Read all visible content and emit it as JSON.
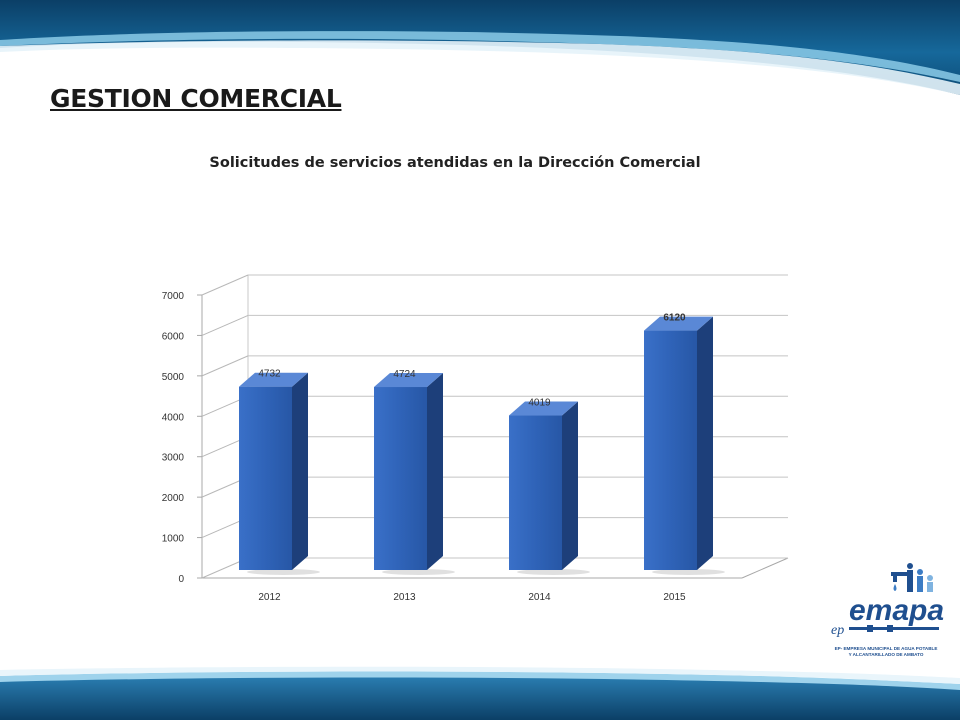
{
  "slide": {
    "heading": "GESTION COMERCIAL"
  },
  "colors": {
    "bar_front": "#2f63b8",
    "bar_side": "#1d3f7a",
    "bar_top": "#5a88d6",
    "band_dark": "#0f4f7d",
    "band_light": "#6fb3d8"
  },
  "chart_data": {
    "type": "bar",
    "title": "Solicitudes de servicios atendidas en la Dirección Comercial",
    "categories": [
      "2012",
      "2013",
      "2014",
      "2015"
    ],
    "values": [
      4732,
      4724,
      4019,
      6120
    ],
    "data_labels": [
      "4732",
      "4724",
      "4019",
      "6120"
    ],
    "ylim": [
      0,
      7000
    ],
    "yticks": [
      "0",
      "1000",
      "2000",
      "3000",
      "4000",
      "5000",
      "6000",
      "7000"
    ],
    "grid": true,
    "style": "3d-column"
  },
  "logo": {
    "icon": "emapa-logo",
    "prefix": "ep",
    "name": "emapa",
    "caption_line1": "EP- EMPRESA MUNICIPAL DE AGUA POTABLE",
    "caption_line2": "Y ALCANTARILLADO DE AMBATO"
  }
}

——

SET EXERCISE: Copy each line in full and exactly, omitting any picture.

THE RESPONSE:
Read all visible content and emit it as JSON.
{
  "slide": {
    "heading": "GESTION COMERCIAL"
  },
  "colors": {
    "bar_front": "#2f63b8",
    "bar_side": "#1d3f7a",
    "bar_top": "#5a88d6",
    "band_dark": "#0f4f7d",
    "band_light": "#6fb3d8"
  },
  "chart_data": {
    "type": "bar",
    "title": "Solicitudes de servicios atendidas en la Dirección Comercial",
    "categories": [
      "2012",
      "2013",
      "2014",
      "2015"
    ],
    "values": [
      4732,
      4724,
      4019,
      6120
    ],
    "data_labels": [
      "4732",
      "4724",
      "4019",
      "6120"
    ],
    "ylim": [
      0,
      7000
    ],
    "yticks": [
      "0",
      "1000",
      "2000",
      "3000",
      "4000",
      "5000",
      "6000",
      "7000"
    ],
    "grid": true,
    "style": "3d-column"
  },
  "logo": {
    "icon": "emapa-logo",
    "prefix": "ep",
    "name": "emapa",
    "caption_line1": "EP- EMPRESA MUNICIPAL DE AGUA POTABLE",
    "caption_line2": "Y ALCANTARILLADO DE AMBATO"
  }
}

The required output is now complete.